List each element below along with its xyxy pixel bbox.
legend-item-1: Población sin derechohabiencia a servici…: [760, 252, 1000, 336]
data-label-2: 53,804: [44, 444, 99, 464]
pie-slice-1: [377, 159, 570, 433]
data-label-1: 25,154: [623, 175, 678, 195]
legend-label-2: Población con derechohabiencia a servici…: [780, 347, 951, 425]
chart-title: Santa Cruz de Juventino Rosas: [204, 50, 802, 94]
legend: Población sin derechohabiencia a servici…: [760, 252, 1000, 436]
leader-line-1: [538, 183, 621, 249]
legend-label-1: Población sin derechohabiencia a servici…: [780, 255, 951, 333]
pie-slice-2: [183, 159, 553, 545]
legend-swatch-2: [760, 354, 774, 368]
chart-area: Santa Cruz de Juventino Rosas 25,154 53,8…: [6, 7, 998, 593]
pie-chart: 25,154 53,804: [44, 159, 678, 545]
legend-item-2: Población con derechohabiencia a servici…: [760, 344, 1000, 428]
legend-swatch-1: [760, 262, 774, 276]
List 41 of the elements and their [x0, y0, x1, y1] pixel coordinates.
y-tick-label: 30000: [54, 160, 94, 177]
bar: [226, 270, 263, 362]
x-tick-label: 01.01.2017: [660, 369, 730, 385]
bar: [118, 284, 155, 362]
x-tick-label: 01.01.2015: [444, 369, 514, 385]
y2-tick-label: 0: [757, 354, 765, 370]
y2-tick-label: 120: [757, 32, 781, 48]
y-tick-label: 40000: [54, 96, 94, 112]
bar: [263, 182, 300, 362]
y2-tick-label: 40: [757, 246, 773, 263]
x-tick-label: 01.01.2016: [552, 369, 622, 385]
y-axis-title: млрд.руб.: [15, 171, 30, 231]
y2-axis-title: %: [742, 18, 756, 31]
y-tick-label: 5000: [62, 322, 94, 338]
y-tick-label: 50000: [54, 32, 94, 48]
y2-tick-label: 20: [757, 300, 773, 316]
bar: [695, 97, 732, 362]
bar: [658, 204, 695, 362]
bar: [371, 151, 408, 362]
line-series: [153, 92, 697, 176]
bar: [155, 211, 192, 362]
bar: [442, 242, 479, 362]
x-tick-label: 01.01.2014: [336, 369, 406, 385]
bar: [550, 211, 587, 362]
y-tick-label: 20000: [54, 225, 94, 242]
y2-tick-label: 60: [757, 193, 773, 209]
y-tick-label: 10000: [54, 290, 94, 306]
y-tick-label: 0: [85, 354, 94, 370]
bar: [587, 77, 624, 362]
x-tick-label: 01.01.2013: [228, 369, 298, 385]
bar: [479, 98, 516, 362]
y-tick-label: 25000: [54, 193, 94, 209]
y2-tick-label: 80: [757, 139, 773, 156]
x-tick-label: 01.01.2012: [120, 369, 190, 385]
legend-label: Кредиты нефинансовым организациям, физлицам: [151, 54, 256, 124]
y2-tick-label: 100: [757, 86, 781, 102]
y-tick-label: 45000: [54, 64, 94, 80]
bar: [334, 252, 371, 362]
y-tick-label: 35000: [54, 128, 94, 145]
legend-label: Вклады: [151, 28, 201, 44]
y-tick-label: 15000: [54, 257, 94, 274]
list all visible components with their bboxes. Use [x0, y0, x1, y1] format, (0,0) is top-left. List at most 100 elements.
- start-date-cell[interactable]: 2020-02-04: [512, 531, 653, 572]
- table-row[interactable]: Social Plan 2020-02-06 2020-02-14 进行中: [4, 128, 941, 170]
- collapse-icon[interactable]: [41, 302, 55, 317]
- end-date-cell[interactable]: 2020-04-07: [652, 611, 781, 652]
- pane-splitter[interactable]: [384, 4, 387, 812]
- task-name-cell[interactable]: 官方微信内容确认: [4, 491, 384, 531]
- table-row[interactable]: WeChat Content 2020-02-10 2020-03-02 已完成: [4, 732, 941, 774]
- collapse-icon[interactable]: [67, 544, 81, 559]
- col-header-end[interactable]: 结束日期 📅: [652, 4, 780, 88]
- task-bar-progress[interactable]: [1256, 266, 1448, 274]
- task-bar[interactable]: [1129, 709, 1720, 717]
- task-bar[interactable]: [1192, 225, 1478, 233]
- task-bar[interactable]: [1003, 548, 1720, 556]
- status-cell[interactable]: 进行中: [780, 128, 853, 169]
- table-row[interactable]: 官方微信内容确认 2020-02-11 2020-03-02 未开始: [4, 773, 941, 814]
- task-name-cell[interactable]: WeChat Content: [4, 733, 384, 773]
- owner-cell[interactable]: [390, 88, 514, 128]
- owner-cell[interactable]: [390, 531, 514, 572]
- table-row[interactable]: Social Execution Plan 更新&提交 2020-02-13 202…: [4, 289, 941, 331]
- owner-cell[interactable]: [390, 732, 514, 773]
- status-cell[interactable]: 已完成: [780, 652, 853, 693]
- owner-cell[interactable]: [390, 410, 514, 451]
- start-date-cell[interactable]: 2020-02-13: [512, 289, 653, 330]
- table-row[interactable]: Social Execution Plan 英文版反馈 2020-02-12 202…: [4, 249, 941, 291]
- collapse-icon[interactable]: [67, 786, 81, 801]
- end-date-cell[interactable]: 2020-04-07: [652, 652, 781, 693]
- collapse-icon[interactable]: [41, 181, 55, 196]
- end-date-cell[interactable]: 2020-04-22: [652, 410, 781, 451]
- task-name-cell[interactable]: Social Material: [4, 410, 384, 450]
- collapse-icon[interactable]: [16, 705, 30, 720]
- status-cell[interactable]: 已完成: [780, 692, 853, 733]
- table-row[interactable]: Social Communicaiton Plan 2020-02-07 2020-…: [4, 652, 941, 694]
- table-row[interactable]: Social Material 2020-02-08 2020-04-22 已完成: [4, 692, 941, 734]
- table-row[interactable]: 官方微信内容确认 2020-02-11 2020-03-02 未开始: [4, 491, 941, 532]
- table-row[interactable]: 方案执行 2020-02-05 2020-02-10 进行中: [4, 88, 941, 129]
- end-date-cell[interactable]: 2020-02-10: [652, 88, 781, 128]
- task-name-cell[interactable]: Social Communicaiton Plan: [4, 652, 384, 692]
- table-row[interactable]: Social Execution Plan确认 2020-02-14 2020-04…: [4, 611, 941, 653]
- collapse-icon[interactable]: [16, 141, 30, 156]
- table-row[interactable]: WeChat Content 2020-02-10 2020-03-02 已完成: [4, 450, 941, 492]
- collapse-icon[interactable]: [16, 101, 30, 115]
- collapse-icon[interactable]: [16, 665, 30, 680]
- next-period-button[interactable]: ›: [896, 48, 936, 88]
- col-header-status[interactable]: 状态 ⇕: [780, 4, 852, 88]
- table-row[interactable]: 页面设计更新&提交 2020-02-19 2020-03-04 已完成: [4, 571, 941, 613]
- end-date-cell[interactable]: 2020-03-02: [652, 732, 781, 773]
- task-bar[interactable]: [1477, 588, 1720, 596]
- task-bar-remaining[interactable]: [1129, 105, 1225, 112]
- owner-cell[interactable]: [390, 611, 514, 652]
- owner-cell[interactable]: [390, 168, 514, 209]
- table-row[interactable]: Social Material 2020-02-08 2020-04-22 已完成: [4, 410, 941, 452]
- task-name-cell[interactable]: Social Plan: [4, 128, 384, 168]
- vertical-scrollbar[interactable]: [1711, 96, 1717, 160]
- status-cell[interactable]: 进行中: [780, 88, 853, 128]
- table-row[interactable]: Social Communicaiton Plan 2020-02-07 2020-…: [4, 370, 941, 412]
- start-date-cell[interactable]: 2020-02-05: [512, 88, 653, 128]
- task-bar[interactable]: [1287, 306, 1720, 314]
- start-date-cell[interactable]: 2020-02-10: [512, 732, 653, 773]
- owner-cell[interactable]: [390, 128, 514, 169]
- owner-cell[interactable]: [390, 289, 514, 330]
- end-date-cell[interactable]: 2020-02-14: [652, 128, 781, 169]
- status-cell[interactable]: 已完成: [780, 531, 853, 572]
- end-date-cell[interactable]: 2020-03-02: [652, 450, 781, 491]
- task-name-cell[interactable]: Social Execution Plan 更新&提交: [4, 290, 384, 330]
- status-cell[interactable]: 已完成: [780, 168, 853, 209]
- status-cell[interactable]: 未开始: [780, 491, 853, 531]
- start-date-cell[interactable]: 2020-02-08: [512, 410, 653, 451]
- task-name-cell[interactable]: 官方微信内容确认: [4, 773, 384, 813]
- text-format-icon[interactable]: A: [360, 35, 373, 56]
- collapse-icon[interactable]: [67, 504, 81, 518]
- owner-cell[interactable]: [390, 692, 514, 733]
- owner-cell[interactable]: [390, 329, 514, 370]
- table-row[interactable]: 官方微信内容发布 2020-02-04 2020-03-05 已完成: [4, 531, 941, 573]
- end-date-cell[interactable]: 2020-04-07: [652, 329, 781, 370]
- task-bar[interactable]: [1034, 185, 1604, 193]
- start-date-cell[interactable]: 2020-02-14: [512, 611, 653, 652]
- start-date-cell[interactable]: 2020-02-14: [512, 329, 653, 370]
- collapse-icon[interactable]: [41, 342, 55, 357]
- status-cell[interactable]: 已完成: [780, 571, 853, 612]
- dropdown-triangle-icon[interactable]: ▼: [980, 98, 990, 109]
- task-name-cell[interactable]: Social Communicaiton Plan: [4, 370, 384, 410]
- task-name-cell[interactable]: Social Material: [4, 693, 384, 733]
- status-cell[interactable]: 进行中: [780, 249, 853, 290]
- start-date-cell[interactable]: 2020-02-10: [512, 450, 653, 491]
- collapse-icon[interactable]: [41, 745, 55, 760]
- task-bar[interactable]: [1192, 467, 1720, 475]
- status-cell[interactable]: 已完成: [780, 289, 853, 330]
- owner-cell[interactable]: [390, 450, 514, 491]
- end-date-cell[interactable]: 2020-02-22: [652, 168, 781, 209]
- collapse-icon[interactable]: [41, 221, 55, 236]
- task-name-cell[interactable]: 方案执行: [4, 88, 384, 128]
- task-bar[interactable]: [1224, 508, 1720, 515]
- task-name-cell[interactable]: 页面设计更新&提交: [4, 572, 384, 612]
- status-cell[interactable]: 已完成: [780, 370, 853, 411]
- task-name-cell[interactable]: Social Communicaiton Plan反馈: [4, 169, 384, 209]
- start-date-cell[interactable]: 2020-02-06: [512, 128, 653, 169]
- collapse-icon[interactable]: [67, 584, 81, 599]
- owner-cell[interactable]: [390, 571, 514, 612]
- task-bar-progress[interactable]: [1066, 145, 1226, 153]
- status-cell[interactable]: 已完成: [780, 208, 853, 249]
•••••
▶ **What is being asked**
Reproduce the stretch of the material from its start through the line containing "pie-slice-2: [183, 159, 553, 545]", with both ends included and each line unchanged.

▶ **Result of this task**
List each element below along with its xyxy pixel bbox.
legend-item-1: Población sin derechohabiencia a servici…: [760, 252, 1000, 336]
data-label-2: 53,804: [44, 444, 99, 464]
pie-slice-1: [377, 159, 570, 433]
data-label-1: 25,154: [623, 175, 678, 195]
legend-label-2: Población con derechohabiencia a servici…: [780, 347, 951, 425]
chart-title: Santa Cruz de Juventino Rosas: [204, 50, 802, 94]
legend: Población sin derechohabiencia a servici…: [760, 252, 1000, 436]
leader-line-1: [538, 183, 621, 249]
legend-label-1: Población sin derechohabiencia a servici…: [780, 255, 951, 333]
pie-slice-2: [183, 159, 553, 545]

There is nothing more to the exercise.